▶ WHAT NEEDS TO BE DONE:
Report every line from the material that contains the word "Preferences".

(Source data)
** Begin **
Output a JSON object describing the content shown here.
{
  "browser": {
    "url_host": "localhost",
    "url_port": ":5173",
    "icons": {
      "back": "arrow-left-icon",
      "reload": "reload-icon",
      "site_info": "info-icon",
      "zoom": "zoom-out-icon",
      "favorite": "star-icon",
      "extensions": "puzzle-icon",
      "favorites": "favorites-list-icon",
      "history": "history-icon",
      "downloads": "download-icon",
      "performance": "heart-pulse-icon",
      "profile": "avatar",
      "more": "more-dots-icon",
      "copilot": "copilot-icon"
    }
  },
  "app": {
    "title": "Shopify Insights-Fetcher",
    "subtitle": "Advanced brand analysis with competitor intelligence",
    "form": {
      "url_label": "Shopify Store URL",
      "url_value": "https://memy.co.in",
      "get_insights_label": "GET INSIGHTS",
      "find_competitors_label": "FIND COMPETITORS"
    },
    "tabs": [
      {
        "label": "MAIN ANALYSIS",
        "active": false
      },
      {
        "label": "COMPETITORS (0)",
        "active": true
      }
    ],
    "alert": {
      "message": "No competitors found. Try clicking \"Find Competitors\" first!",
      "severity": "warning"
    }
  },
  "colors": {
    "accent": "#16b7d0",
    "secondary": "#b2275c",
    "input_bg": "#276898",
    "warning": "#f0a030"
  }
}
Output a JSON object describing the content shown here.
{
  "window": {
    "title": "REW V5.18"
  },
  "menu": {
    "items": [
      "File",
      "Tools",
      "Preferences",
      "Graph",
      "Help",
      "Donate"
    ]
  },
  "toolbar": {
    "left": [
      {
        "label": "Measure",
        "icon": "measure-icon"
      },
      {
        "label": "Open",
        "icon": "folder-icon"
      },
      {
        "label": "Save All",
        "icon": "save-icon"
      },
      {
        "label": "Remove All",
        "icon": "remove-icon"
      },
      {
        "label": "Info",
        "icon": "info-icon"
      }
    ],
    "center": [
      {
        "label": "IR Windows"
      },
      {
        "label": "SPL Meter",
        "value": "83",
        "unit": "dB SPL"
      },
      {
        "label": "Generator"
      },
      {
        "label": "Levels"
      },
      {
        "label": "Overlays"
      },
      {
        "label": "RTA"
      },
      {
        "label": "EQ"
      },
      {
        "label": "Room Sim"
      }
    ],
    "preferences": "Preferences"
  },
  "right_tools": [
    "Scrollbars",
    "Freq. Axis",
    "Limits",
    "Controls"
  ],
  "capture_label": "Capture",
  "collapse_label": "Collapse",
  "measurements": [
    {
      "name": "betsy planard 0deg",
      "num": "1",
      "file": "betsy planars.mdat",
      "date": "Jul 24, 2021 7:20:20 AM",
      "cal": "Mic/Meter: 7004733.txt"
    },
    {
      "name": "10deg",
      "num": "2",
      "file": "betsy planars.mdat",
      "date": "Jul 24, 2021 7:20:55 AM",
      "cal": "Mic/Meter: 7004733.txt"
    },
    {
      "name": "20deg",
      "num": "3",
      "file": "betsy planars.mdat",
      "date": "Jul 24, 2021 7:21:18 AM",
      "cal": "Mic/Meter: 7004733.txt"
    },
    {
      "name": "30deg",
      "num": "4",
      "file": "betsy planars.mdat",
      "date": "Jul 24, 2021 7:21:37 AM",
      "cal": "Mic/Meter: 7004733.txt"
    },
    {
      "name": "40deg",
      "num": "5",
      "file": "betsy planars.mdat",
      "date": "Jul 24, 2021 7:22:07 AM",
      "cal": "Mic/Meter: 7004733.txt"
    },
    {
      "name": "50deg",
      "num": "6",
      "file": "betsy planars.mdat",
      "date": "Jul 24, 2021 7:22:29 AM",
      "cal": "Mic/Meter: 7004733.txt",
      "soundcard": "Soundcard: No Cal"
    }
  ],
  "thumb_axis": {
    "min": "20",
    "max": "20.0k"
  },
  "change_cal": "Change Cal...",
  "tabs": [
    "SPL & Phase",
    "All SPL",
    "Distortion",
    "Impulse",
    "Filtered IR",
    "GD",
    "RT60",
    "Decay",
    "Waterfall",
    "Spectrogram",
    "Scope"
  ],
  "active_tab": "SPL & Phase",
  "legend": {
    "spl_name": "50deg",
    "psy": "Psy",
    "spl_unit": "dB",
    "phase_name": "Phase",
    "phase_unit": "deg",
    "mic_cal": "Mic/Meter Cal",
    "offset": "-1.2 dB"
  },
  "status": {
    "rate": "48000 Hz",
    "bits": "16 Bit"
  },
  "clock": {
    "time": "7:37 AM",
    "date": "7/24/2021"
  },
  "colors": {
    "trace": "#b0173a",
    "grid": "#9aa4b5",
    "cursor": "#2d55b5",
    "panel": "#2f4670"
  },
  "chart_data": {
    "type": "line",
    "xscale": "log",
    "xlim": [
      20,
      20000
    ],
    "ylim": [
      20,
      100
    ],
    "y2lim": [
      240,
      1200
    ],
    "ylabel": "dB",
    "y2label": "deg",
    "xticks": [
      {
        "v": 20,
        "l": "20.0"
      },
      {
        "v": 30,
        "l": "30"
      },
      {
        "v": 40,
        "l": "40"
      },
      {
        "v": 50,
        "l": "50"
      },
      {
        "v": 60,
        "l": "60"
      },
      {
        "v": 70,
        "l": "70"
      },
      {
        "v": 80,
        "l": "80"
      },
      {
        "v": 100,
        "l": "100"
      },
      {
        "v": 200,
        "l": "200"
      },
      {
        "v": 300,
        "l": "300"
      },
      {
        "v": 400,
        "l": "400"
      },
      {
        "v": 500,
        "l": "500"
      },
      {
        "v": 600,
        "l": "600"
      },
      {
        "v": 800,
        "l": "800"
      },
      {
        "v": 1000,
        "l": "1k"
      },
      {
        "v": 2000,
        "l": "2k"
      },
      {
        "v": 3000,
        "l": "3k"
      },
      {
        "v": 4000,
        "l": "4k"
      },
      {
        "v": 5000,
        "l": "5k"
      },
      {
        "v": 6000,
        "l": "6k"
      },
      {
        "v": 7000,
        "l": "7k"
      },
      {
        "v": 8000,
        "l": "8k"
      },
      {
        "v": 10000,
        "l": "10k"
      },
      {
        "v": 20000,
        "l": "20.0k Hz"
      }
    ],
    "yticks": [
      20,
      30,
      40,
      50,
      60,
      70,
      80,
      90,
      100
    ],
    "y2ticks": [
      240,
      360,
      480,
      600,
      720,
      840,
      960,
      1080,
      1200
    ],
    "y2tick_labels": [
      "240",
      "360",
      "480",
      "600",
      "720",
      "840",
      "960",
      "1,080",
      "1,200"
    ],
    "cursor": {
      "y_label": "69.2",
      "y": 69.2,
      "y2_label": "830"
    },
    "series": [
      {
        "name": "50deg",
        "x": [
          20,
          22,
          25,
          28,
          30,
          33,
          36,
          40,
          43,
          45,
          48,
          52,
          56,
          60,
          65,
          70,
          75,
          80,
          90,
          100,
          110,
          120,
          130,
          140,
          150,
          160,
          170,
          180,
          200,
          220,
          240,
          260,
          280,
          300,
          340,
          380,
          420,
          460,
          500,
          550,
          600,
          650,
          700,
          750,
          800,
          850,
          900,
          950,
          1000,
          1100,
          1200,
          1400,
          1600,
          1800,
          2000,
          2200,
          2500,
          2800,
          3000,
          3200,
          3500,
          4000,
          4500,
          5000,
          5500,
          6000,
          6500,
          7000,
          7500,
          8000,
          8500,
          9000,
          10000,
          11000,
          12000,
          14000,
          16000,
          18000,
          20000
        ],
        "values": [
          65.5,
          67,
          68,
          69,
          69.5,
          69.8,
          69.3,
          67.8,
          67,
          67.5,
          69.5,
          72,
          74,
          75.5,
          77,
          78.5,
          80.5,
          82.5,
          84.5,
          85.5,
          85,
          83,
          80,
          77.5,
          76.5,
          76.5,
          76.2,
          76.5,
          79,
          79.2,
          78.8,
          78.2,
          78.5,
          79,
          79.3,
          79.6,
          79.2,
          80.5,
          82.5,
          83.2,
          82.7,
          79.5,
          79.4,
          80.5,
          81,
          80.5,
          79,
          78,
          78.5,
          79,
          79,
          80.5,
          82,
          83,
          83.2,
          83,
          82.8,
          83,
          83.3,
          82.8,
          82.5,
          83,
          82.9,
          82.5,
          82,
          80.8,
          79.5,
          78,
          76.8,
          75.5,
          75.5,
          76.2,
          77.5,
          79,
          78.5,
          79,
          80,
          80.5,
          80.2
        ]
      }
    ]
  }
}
** End **
▶ FULL SOLUTION:
      "Preferences",
    "preferences": "Preferences"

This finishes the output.